**Written request:** Go through the data below and gather each line containing "Campus".

**Data records:**
* START *

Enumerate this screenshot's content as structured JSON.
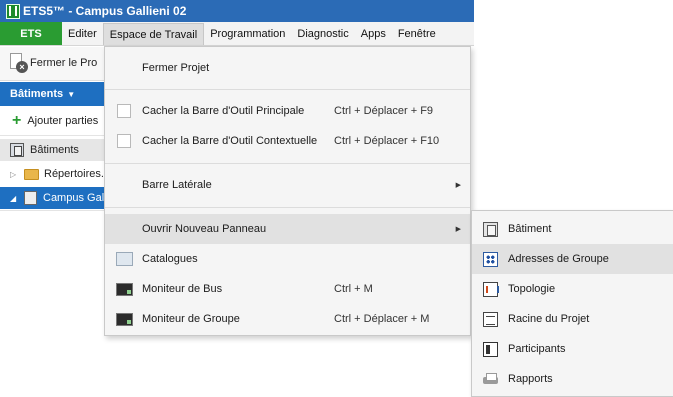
{
  "window": {
    "title": "ETS5™ - Campus Gallieni 02"
  },
  "menubar": {
    "ets_label": "ETS",
    "items": [
      "Editer",
      "Espace de Travail",
      "Programmation",
      "Diagnostic",
      "Apps",
      "Fenêtre"
    ]
  },
  "toolbar": {
    "close_project_label": "Fermer le Pro"
  },
  "panel": {
    "header_label": "Bâtiments",
    "add_parts_label": "Ajouter parties",
    "tree_header_label": "Bâtiments",
    "tree_items": [
      {
        "label": "Répertoires."
      },
      {
        "label": "Campus Gal"
      }
    ]
  },
  "dropdown": {
    "close_project": "Fermer Projet",
    "hide_main_toolbar": {
      "label": "Cacher la Barre d'Outil Principale",
      "shortcut": "Ctrl + Déplacer + F9"
    },
    "hide_context_toolbar": {
      "label": "Cacher la Barre d'Outil Contextuelle",
      "shortcut": "Ctrl + Déplacer + F10"
    },
    "side_bar": "Barre Latérale",
    "open_new_panel": "Ouvrir Nouveau Panneau",
    "catalogs": "Catalogues",
    "bus_monitor": {
      "label": "Moniteur de Bus",
      "shortcut": "Ctrl + M"
    },
    "group_monitor": {
      "label": "Moniteur de Groupe",
      "shortcut": "Ctrl + Déplacer + M"
    }
  },
  "submenu": {
    "items": [
      "Bâtiment",
      "Adresses de Groupe",
      "Topologie",
      "Racine du Projet",
      "Participants",
      "Rapports"
    ]
  }
}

* END *

**Answer to this exercise:**
    "title": "ETS5™ - Campus Gallieni 02"
        "label": "Campus Gal"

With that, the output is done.